┌──

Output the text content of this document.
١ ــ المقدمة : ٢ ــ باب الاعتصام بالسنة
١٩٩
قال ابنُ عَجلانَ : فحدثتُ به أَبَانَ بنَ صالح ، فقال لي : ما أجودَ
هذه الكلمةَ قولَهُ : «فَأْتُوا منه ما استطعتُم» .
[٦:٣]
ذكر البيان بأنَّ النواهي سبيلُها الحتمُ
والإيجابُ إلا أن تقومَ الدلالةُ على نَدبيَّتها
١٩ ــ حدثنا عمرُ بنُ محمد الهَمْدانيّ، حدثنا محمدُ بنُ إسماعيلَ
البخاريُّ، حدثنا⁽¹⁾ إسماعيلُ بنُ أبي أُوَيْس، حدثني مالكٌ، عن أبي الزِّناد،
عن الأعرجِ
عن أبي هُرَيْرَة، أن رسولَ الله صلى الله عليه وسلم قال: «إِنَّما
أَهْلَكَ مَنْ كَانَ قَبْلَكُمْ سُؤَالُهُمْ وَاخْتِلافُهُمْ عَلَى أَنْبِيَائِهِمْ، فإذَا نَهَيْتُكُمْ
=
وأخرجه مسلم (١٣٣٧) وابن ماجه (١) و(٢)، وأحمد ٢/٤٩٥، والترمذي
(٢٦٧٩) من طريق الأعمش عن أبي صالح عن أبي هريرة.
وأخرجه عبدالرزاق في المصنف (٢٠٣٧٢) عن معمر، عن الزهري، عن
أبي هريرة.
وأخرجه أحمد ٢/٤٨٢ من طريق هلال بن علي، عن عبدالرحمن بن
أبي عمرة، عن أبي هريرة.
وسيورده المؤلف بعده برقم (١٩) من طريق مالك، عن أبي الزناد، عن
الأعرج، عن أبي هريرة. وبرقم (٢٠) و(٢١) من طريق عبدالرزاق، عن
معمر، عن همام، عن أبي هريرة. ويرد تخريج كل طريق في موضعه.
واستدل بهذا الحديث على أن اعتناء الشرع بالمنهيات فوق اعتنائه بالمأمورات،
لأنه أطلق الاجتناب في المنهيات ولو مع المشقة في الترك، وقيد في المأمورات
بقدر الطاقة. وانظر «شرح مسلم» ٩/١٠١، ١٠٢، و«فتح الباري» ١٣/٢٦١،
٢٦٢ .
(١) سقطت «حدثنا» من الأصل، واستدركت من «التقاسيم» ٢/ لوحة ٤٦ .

└──

● **WHAT YOU SHOULD DO**:
Every record above should be copied exactly.

● **OUTPUT FOR THIS EXERCISE**:
Output the text content of this document.
١ ــ المقدمة : ٢ ــ باب الاعتصام بالسنة
١٩٩
قال ابنُ عَجلانَ : فحدثتُ به أَبَانَ بنَ صالح ، فقال لي : ما أجودَ
هذه الكلمةَ قولَهُ : «فَأْتُوا منه ما استطعتُم» .
[٦:٣]
ذكر البيان بأنَّ النواهي سبيلُها الحتمُ
والإيجابُ إلا أن تقومَ الدلالةُ على نَدبيَّتها
١٩ ــ حدثنا عمرُ بنُ محمد الهَمْدانيّ، حدثنا محمدُ بنُ إسماعيلَ
البخاريُّ، حدثنا⁽¹⁾ إسماعيلُ بنُ أبي أُوَيْس، حدثني مالكٌ، عن أبي الزِّناد،
عن الأعرجِ
عن أبي هُرَيْرَة، أن رسولَ الله صلى الله عليه وسلم قال: «إِنَّما
أَهْلَكَ مَنْ كَانَ قَبْلَكُمْ سُؤَالُهُمْ وَاخْتِلافُهُمْ عَلَى أَنْبِيَائِهِمْ، فإذَا نَهَيْتُكُمْ
=
وأخرجه مسلم (١٣٣٧) وابن ماجه (١) و(٢)، وأحمد ٢/٤٩٥، والترمذي
(٢٦٧٩) من طريق الأعمش عن أبي صالح عن أبي هريرة.
وأخرجه عبدالرزاق في المصنف (٢٠٣٧٢) عن معمر، عن الزهري، عن
أبي هريرة.
وأخرجه أحمد ٢/٤٨٢ من طريق هلال بن علي، عن عبدالرحمن بن
أبي عمرة، عن أبي هريرة.
وسيورده المؤلف بعده برقم (١٩) من طريق مالك، عن أبي الزناد، عن
الأعرج، عن أبي هريرة. وبرقم (٢٠) و(٢١) من طريق عبدالرزاق، عن
معمر، عن همام، عن أبي هريرة. ويرد تخريج كل طريق في موضعه.
واستدل بهذا الحديث على أن اعتناء الشرع بالمنهيات فوق اعتنائه بالمأمورات،
لأنه أطلق الاجتناب في المنهيات ولو مع المشقة في الترك، وقيد في المأمورات
بقدر الطاقة. وانظر «شرح مسلم» ٩/١٠١، ١٠٢، و«فتح الباري» ١٣/٢٦١،
٢٦٢ .
(١) سقطت «حدثنا» من الأصل، واستدركت من «التقاسيم» ٢/ لوحة ٤٦ .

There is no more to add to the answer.